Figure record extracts
++++++++

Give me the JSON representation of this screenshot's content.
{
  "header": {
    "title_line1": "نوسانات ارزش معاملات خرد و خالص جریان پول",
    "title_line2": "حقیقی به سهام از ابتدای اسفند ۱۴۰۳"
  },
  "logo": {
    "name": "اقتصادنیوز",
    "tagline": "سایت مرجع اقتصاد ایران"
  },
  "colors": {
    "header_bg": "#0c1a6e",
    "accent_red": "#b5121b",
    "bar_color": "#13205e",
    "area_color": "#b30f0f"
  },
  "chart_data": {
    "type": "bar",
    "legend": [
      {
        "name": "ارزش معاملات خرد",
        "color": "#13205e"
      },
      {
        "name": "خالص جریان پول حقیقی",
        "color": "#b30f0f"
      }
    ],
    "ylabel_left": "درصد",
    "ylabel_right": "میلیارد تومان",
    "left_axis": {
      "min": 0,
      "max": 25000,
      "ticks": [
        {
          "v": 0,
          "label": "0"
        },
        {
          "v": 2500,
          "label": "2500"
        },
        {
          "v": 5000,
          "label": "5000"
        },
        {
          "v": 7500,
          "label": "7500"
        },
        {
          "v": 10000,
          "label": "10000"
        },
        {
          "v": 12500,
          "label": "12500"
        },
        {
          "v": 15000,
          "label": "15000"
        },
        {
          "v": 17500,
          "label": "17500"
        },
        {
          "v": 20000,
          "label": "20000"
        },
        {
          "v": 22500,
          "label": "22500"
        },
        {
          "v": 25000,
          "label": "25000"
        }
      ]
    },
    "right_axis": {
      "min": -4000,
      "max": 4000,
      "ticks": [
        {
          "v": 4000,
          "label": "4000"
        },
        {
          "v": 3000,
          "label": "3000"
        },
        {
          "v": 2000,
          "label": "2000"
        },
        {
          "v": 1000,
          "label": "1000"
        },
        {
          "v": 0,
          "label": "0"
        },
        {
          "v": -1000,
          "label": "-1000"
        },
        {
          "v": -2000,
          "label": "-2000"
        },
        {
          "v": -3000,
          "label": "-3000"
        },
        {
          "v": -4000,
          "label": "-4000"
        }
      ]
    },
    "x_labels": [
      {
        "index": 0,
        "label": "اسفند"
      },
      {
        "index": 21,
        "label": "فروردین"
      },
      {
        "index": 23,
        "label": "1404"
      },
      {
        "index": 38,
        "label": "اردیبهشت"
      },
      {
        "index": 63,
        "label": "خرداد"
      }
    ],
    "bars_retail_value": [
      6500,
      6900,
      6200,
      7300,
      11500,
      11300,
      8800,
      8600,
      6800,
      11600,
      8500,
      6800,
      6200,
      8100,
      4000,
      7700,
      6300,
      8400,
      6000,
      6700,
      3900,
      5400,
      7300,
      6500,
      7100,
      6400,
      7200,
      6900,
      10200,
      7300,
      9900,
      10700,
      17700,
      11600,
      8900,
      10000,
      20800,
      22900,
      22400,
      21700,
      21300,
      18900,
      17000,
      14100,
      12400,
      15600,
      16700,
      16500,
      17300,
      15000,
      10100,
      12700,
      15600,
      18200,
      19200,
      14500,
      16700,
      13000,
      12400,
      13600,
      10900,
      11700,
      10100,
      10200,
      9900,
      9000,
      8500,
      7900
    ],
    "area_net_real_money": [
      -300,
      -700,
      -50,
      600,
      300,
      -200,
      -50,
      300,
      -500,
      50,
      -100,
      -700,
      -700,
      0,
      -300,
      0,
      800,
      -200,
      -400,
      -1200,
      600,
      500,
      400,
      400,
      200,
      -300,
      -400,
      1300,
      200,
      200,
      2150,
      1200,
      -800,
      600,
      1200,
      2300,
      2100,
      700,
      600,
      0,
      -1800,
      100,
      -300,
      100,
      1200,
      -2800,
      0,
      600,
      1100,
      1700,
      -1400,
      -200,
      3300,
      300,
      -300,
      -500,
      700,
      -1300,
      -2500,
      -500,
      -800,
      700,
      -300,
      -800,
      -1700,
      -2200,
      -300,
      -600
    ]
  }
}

++++++++

[What you have to do] Exactly as shown above, return every record.

[Output for this task]
Give me the JSON representation of this screenshot's content.
{
  "header": {
    "title_line1": "نوسانات ارزش معاملات خرد و خالص جریان پول",
    "title_line2": "حقیقی به سهام از ابتدای اسفند ۱۴۰۳"
  },
  "logo": {
    "name": "اقتصادنیوز",
    "tagline": "سایت مرجع اقتصاد ایران"
  },
  "colors": {
    "header_bg": "#0c1a6e",
    "accent_red": "#b5121b",
    "bar_color": "#13205e",
    "area_color": "#b30f0f"
  },
  "chart_data": {
    "type": "bar",
    "legend": [
      {
        "name": "ارزش معاملات خرد",
        "color": "#13205e"
      },
      {
        "name": "خالص جریان پول حقیقی",
        "color": "#b30f0f"
      }
    ],
    "ylabel_left": "درصد",
    "ylabel_right": "میلیارد تومان",
    "left_axis": {
      "min": 0,
      "max": 25000,
      "ticks": [
        {
          "v": 0,
          "label": "0"
        },
        {
          "v": 2500,
          "label": "2500"
        },
        {
          "v": 5000,
          "label": "5000"
        },
        {
          "v": 7500,
          "label": "7500"
        },
        {
          "v": 10000,
          "label": "10000"
        },
        {
          "v": 12500,
          "label": "12500"
        },
        {
          "v": 15000,
          "label": "15000"
        },
        {
          "v": 17500,
          "label": "17500"
        },
        {
          "v": 20000,
          "label": "20000"
        },
        {
          "v": 22500,
          "label": "22500"
        },
        {
          "v": 25000,
          "label": "25000"
        }
      ]
    },
    "right_axis": {
      "min": -4000,
      "max": 4000,
      "ticks": [
        {
          "v": 4000,
          "label": "4000"
        },
        {
          "v": 3000,
          "label": "3000"
        },
        {
          "v": 2000,
          "label": "2000"
        },
        {
          "v": 1000,
          "label": "1000"
        },
        {
          "v": 0,
          "label": "0"
        },
        {
          "v": -1000,
          "label": "-1000"
        },
        {
          "v": -2000,
          "label": "-2000"
        },
        {
          "v": -3000,
          "label": "-3000"
        },
        {
          "v": -4000,
          "label": "-4000"
        }
      ]
    },
    "x_labels": [
      {
        "index": 0,
        "label": "اسفند"
      },
      {
        "index": 21,
        "label": "فروردین"
      },
      {
        "index": 23,
        "label": "1404"
      },
      {
        "index": 38,
        "label": "اردیبهشت"
      },
      {
        "index": 63,
        "label": "خرداد"
      }
    ],
    "bars_retail_value": [
      6500,
      6900,
      6200,
      7300,
      11500,
      11300,
      8800,
      8600,
      6800,
      11600,
      8500,
      6800,
      6200,
      8100,
      4000,
      7700,
      6300,
      8400,
      6000,
      6700,
      3900,
      5400,
      7300,
      6500,
      7100,
      6400,
      7200,
      6900,
      10200,
      7300,
      9900,
      10700,
      17700,
      11600,
      8900,
      10000,
      20800,
      22900,
      22400,
      21700,
      21300,
      18900,
      17000,
      14100,
      12400,
      15600,
      16700,
      16500,
      17300,
      15000,
      10100,
      12700,
      15600,
      18200,
      19200,
      14500,
      16700,
      13000,
      12400,
      13600,
      10900,
      11700,
      10100,
      10200,
      9900,
      9000,
      8500,
      7900
    ],
    "area_net_real_money": [
      -300,
      -700,
      -50,
      600,
      300,
      -200,
      -50,
      300,
      -500,
      50,
      -100,
      -700,
      -700,
      0,
      -300,
      0,
      800,
      -200,
      -400,
      -1200,
      600,
      500,
      400,
      400,
      200,
      -300,
      -400,
      1300,
      200,
      200,
      2150,
      1200,
      -800,
      600,
      1200,
      2300,
      2100,
      700,
      600,
      0,
      -1800,
      100,
      -300,
      100,
      1200,
      -2800,
      0,
      600,
      1100,
      1700,
      -1400,
      -200,
      3300,
      300,
      -300,
      -500,
      700,
      -1300,
      -2500,
      -500,
      -800,
      700,
      -300,
      -800,
      -1700,
      -2200,
      -300,
      -600
    ]
  }
}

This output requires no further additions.